_Task details:_
Omitting the pictures, output all of the records precisely as written.

_Records provided:_
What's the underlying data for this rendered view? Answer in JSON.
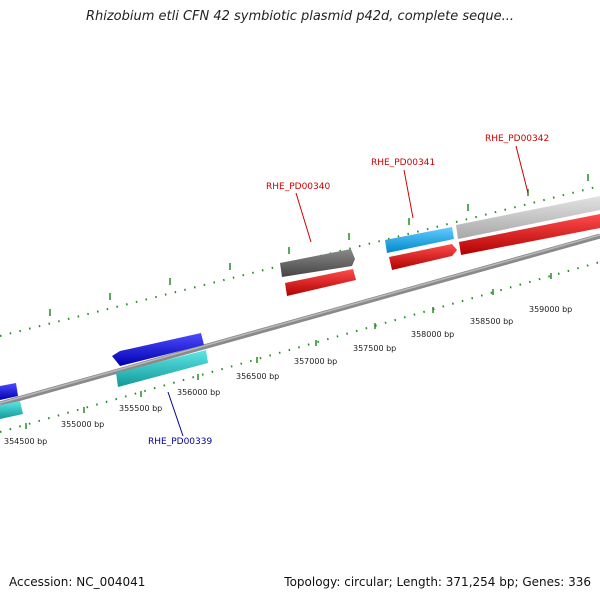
{
  "title": "Rhizobium etli CFN 42 symbiotic plasmid p42d, complete seque...",
  "accession": "Accession: NC_004041",
  "summary": "Topology: circular; Length: 371,254 bp; Genes: 336",
  "ticks": [
    "354500 bp",
    "355000 bp",
    "355500 bp",
    "356000 bp",
    "356500 bp",
    "357000 bp",
    "357500 bp",
    "358000 bp",
    "358500 bp",
    "359000 bp"
  ],
  "genes": {
    "g339": "RHE_PD00339",
    "g340": "RHE_PD00340",
    "g341": "RHE_PD00341",
    "g342": "RHE_PD00342"
  },
  "colors": {
    "red_label": "#cc0000",
    "blue_label": "#000099",
    "tick": "#228b22",
    "backbone": "#8a8a8a"
  }
}
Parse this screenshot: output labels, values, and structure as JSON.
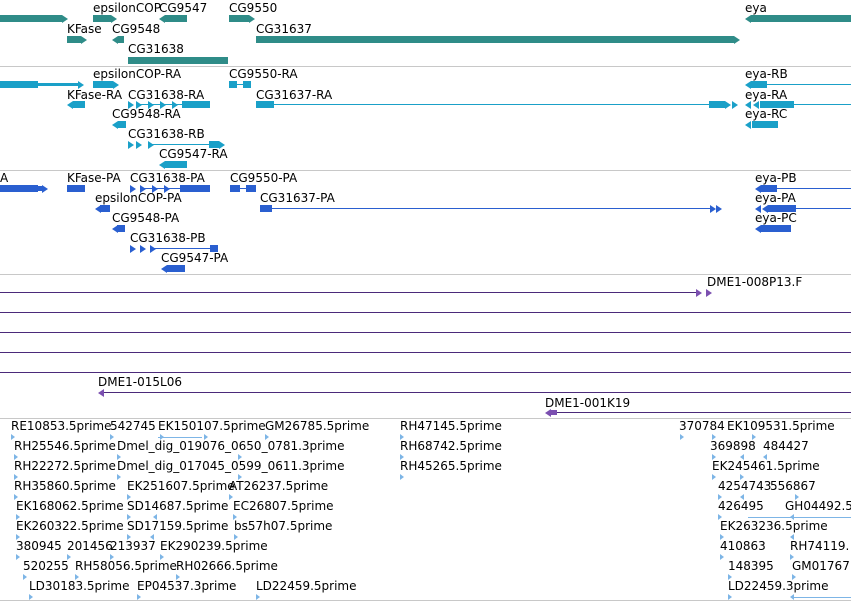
{
  "colors": {
    "gene": "#2f8c88",
    "transcript": "#1aa0c8",
    "protein": "#2a5fd0",
    "clone": "#7b4fb0",
    "clone_line": "#4b2a7a",
    "est": "#7db5e6",
    "separator": "#c8c8c8"
  },
  "tracks": {
    "genes": {
      "labels": [
        "epsilonCOP",
        "CG9547",
        "CG9550",
        "eya",
        "KFase",
        "CG9548",
        "CG31637",
        "CG31638"
      ]
    },
    "transcripts": {
      "labels": [
        "epsilonCOP-RA",
        "CG9550-RA",
        "eya-RB",
        "KFase-RA",
        "CG31638-RA",
        "CG31637-RA",
        "eya-RA",
        "CG9548-RA",
        "eya-RC",
        "CG31638-RB",
        "CG9547-RA"
      ]
    },
    "proteins": {
      "labels": [
        "A",
        "KFase-PA",
        "CG31638-PA",
        "CG9550-PA",
        "eya-PB",
        "epsilonCOP-PA",
        "CG31637-PA",
        "eya-PA",
        "CG9548-PA",
        "eya-PC",
        "CG31638-PB",
        "CG9547-PA"
      ]
    },
    "clones": {
      "labels": [
        "DME1-008P13.F",
        "DME1-015L06",
        "DME1-001K19"
      ]
    },
    "ests": {
      "rows": [
        [
          "RE10853.5prime",
          "542745",
          "EK150107.5prime",
          "GM26785.5prime",
          "RH47145.5prime",
          "370784",
          "EK109531.5prime"
        ],
        [
          "RH25546.5prime",
          "Dmel_dig_019076_0650_0781.3prime",
          "RH68742.5prime",
          "369898",
          "484427"
        ],
        [
          "RH22272.5prime",
          "Dmel_dig_017045_0599_0611.3prime",
          "RH45265.5prime",
          "EK245461.5prime"
        ],
        [
          "RH35860.5prime",
          "EK251607.5prime",
          "AT26237.5prime",
          "4254743",
          "556867"
        ],
        [
          "EK168062.5prime",
          "SD14687.5prime",
          "EC26807.5prime",
          "426495",
          "GH04492.5"
        ],
        [
          "EK260322.5prime",
          "SD17159.5prime",
          "bs57h07.5prime",
          "EK263236.5prime"
        ],
        [
          "380945",
          "201456",
          "213937",
          "EK290239.5prime",
          "410863",
          "RH74119."
        ],
        [
          "520255",
          "RH58056.5prime",
          "RH02666.5prime",
          "148395",
          "GM01767"
        ],
        [
          "LD30183.5prime",
          "EP04537.3prime",
          "LD22459.5prime",
          "LD22459.3prime"
        ]
      ]
    }
  }
}
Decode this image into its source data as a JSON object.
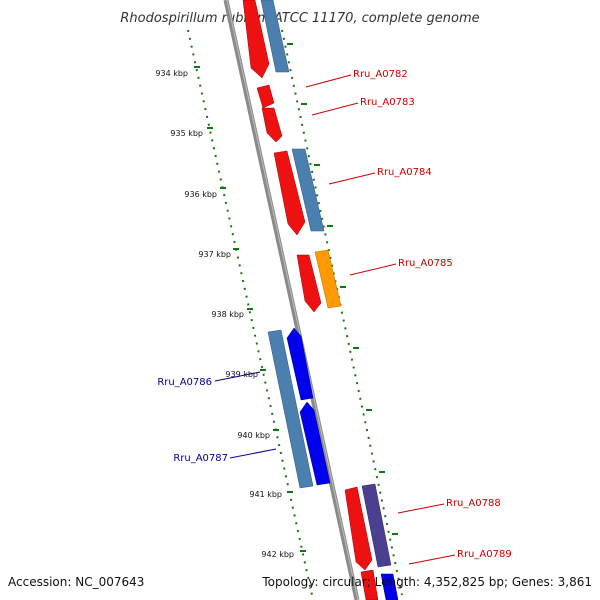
{
  "title": "Rhodospirillum rubrum ATCC 11170, complete genome",
  "footer": {
    "accession": "Accession: NC_007643",
    "topology": "Topology: circular; Length: 4,352,825 bp; Genes: 3,861"
  },
  "colors": {
    "backbone": "#888888",
    "tick": "#117711",
    "forward_label": "#cc0000",
    "reverse_label": "#000099",
    "red_gene": "#ee1111",
    "steel_gene": "#4a7fb0",
    "orange_gene": "#ff9900",
    "blue_gene": "#0000ee",
    "purple_gene": "#4b3f8f"
  },
  "ticks": [
    {
      "label": "934 kbp"
    },
    {
      "label": "935 kbp"
    },
    {
      "label": "936 kbp"
    },
    {
      "label": "937 kbp"
    },
    {
      "label": "938 kbp"
    },
    {
      "label": "939 kbp"
    },
    {
      "label": "940 kbp"
    },
    {
      "label": "941 kbp"
    },
    {
      "label": "942 kbp"
    }
  ],
  "gene_labels": [
    {
      "text": "Rru_A0782",
      "strand": "forward"
    },
    {
      "text": "Rru_A0783",
      "strand": "forward"
    },
    {
      "text": "Rru_A0784",
      "strand": "forward"
    },
    {
      "text": "Rru_A0785",
      "strand": "forward"
    },
    {
      "text": "Rru_A0786",
      "strand": "reverse"
    },
    {
      "text": "Rru_A0787",
      "strand": "reverse"
    },
    {
      "text": "Rru_A0788",
      "strand": "forward"
    },
    {
      "text": "Rru_A0789",
      "strand": "forward"
    }
  ]
}
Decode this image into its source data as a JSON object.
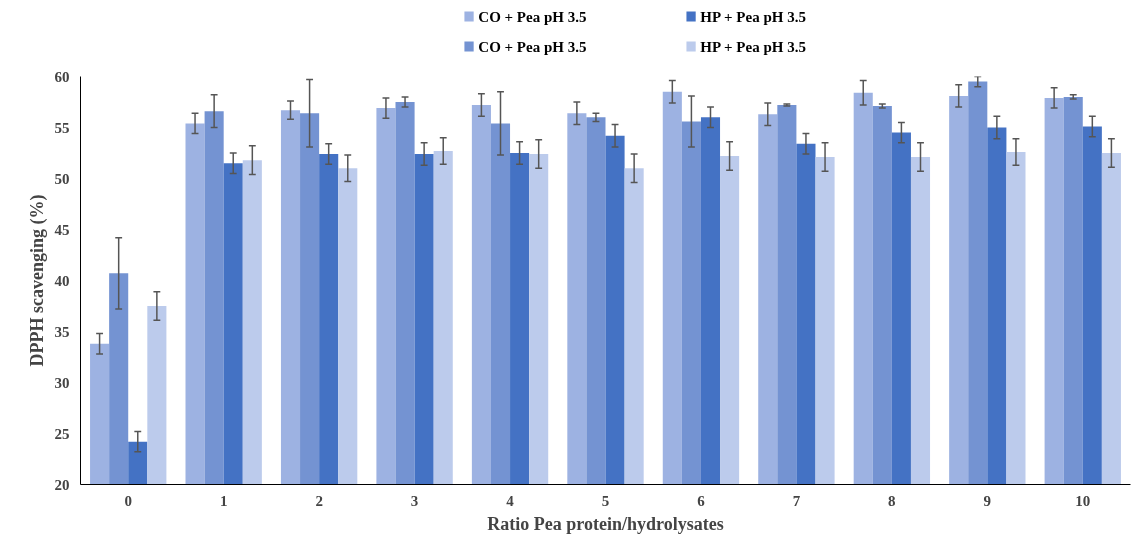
{
  "chart_data": {
    "type": "bar",
    "xlabel": "Ratio Pea protein/hydrolysates",
    "ylabel": "DPPH scavenging (%)",
    "categories": [
      "0",
      "1",
      "2",
      "3",
      "4",
      "5",
      "6",
      "7",
      "8",
      "9",
      "10"
    ],
    "series": [
      {
        "name": "CO + Pea pH 3.5",
        "color": "#9db2e2",
        "values": [
          33.8,
          55.4,
          56.7,
          56.9,
          57.2,
          56.4,
          58.5,
          56.3,
          58.4,
          58.1,
          57.9
        ],
        "errors": [
          1.0,
          1.0,
          0.9,
          1.0,
          1.1,
          1.1,
          1.1,
          1.1,
          1.2,
          1.1,
          1.0
        ]
      },
      {
        "name": "CO + Pea pH 3.5",
        "color": "#7493d2",
        "values": [
          40.7,
          56.6,
          56.4,
          57.5,
          55.4,
          56.0,
          55.6,
          57.2,
          57.1,
          59.5,
          58.0
        ],
        "errors": [
          3.5,
          1.6,
          3.3,
          0.5,
          3.1,
          0.4,
          2.5,
          0.1,
          0.2,
          0.5,
          0.2
        ]
      },
      {
        "name": "HP + Pea pH 3.5",
        "color": "#4472c4",
        "values": [
          24.2,
          51.5,
          52.4,
          52.4,
          52.5,
          54.2,
          56.0,
          53.4,
          54.5,
          55.0,
          55.1
        ],
        "errors": [
          1.0,
          1.0,
          1.0,
          1.1,
          1.1,
          1.1,
          1.0,
          1.0,
          1.0,
          1.1,
          1.0
        ]
      },
      {
        "name": "HP + Pea pH 3.5",
        "color": "#bccbec",
        "values": [
          37.5,
          51.8,
          51.0,
          52.7,
          52.4,
          51.0,
          52.2,
          52.1,
          52.1,
          52.6,
          52.5
        ],
        "errors": [
          1.4,
          1.4,
          1.3,
          1.3,
          1.4,
          1.4,
          1.4,
          1.4,
          1.4,
          1.3,
          1.4
        ]
      }
    ],
    "ylim": [
      20,
      60
    ],
    "yticks": [
      20,
      25,
      30,
      35,
      40,
      45,
      50,
      55,
      60
    ],
    "grid": false,
    "legend": "top"
  }
}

_Solution for this exercise:_
What's the underlying data for this rendered view? Answer in JSON.
{
  "title": "Rhizobium etli CFN 42 symbiotic plasmid p42d, complete seque...",
  "accession": "Accession: NC_004041",
  "summary": "Topology: circular; Length: 371,254 bp; Genes: 336",
  "ticks": [
    "354500 bp",
    "355000 bp",
    "355500 bp",
    "356000 bp",
    "356500 bp",
    "357000 bp",
    "357500 bp",
    "358000 bp",
    "358500 bp",
    "359000 bp"
  ],
  "genes": {
    "g339": "RHE_PD00339",
    "g340": "RHE_PD00340",
    "g341": "RHE_PD00341",
    "g342": "RHE_PD00342"
  },
  "colors": {
    "red_label": "#cc0000",
    "blue_label": "#000099",
    "tick": "#228b22",
    "backbone": "#8a8a8a"
  }
}
Parse this screenshot: output labels, values, and structure as JSON.
{
  "colors": {
    "gene": "#2f8c88",
    "transcript": "#1aa0c8",
    "protein": "#2a5fd0",
    "clone": "#7b4fb0",
    "clone_line": "#4b2a7a",
    "est": "#7db5e6",
    "separator": "#c8c8c8"
  },
  "tracks": {
    "genes": {
      "labels": [
        "epsilonCOP",
        "CG9547",
        "CG9550",
        "eya",
        "KFase",
        "CG9548",
        "CG31637",
        "CG31638"
      ]
    },
    "transcripts": {
      "labels": [
        "epsilonCOP-RA",
        "CG9550-RA",
        "eya-RB",
        "KFase-RA",
        "CG31638-RA",
        "CG31637-RA",
        "eya-RA",
        "CG9548-RA",
        "eya-RC",
        "CG31638-RB",
        "CG9547-RA"
      ]
    },
    "proteins": {
      "labels": [
        "A",
        "KFase-PA",
        "CG31638-PA",
        "CG9550-PA",
        "eya-PB",
        "epsilonCOP-PA",
        "CG31637-PA",
        "eya-PA",
        "CG9548-PA",
        "eya-PC",
        "CG31638-PB",
        "CG9547-PA"
      ]
    },
    "clones": {
      "labels": [
        "DME1-008P13.F",
        "DME1-015L06",
        "DME1-001K19"
      ]
    },
    "ests": {
      "rows": [
        [
          "RE10853.5prime",
          "542745",
          "EK150107.5prime",
          "GM26785.5prime",
          "RH47145.5prime",
          "370784",
          "EK109531.5prime"
        ],
        [
          "RH25546.5prime",
          "Dmel_dig_019076_0650_0781.3prime",
          "RH68742.5prime",
          "369898",
          "484427"
        ],
        [
          "RH22272.5prime",
          "Dmel_dig_017045_0599_0611.3prime",
          "RH45265.5prime",
          "EK245461.5prime"
        ],
        [
          "RH35860.5prime",
          "EK251607.5prime",
          "AT26237.5prime",
          "4254743",
          "556867"
        ],
        [
          "EK168062.5prime",
          "SD14687.5prime",
          "EC26807.5prime",
          "426495",
          "GH04492.5"
        ],
        [
          "EK260322.5prime",
          "SD17159.5prime",
          "bs57h07.5prime",
          "EK263236.5prime"
        ],
        [
          "380945",
          "201456",
          "213937",
          "EK290239.5prime",
          "410863",
          "RH74119."
        ],
        [
          "520255",
          "RH58056.5prime",
          "RH02666.5prime",
          "148395",
          "GM01767"
        ],
        [
          "LD30183.5prime",
          "EP04537.3prime",
          "LD22459.5prime",
          "LD22459.3prime"
        ]
      ]
    }
  }
}
Decode this image into its source data as a JSON object.
{
  "title": "Rhodospirillum rubrum ATCC 11170, complete genome",
  "footer": {
    "accession": "Accession: NC_007643",
    "topology": "Topology: circular; Length: 4,352,825 bp; Genes: 3,861"
  },
  "colors": {
    "backbone": "#888888",
    "tick": "#117711",
    "forward_label": "#cc0000",
    "reverse_label": "#000099",
    "red_gene": "#ee1111",
    "steel_gene": "#4a7fb0",
    "orange_gene": "#ff9900",
    "blue_gene": "#0000ee",
    "purple_gene": "#4b3f8f"
  },
  "ticks": [
    {
      "label": "934 kbp"
    },
    {
      "label": "935 kbp"
    },
    {
      "label": "936 kbp"
    },
    {
      "label": "937 kbp"
    },
    {
      "label": "938 kbp"
    },
    {
      "label": "939 kbp"
    },
    {
      "label": "940 kbp"
    },
    {
      "label": "941 kbp"
    },
    {
      "label": "942 kbp"
    }
  ],
  "gene_labels": [
    {
      "text": "Rru_A0782",
      "strand": "forward"
    },
    {
      "text": "Rru_A0783",
      "strand": "forward"
    },
    {
      "text": "Rru_A0784",
      "strand": "forward"
    },
    {
      "text": "Rru_A0785",
      "strand": "forward"
    },
    {
      "text": "Rru_A0786",
      "strand": "reverse"
    },
    {
      "text": "Rru_A0787",
      "strand": "reverse"
    },
    {
      "text": "Rru_A0788",
      "strand": "forward"
    },
    {
      "text": "Rru_A0789",
      "strand": "forward"
    }
  ]
}
Decode this image into its source data as a JSON object.
{
  "chart_data": {
    "type": "bar",
    "xlabel": "Ratio Pea protein/hydrolysates",
    "ylabel": "DPPH scavenging (%)",
    "categories": [
      "0",
      "1",
      "2",
      "3",
      "4",
      "5",
      "6",
      "7",
      "8",
      "9",
      "10"
    ],
    "series": [
      {
        "name": "CO + Pea pH 3.5",
        "color": "#9db2e2",
        "values": [
          33.8,
          55.4,
          56.7,
          56.9,
          57.2,
          56.4,
          58.5,
          56.3,
          58.4,
          58.1,
          57.9
        ],
        "errors": [
          1.0,
          1.0,
          0.9,
          1.0,
          1.1,
          1.1,
          1.1,
          1.1,
          1.2,
          1.1,
          1.0
        ]
      },
      {
        "name": "CO + Pea pH 3.5",
        "color": "#7493d2",
        "values": [
          40.7,
          56.6,
          56.4,
          57.5,
          55.4,
          56.0,
          55.6,
          57.2,
          57.1,
          59.5,
          58.0
        ],
        "errors": [
          3.5,
          1.6,
          3.3,
          0.5,
          3.1,
          0.4,
          2.5,
          0.1,
          0.2,
          0.5,
          0.2
        ]
      },
      {
        "name": "HP + Pea pH 3.5",
        "color": "#4472c4",
        "values": [
          24.2,
          51.5,
          52.4,
          52.4,
          52.5,
          54.2,
          56.0,
          53.4,
          54.5,
          55.0,
          55.1
        ],
        "errors": [
          1.0,
          1.0,
          1.0,
          1.1,
          1.1,
          1.1,
          1.0,
          1.0,
          1.0,
          1.1,
          1.0
        ]
      },
      {
        "name": "HP + Pea pH 3.5",
        "color": "#bccbec",
        "values": [
          37.5,
          51.8,
          51.0,
          52.7,
          52.4,
          51.0,
          52.2,
          52.1,
          52.1,
          52.6,
          52.5
        ],
        "errors": [
          1.4,
          1.4,
          1.3,
          1.3,
          1.4,
          1.4,
          1.4,
          1.4,
          1.4,
          1.3,
          1.4
        ]
      }
    ],
    "ylim": [
      20,
      60
    ],
    "yticks": [
      20,
      25,
      30,
      35,
      40,
      45,
      50,
      55,
      60
    ],
    "grid": false,
    "legend": "top"
  }
}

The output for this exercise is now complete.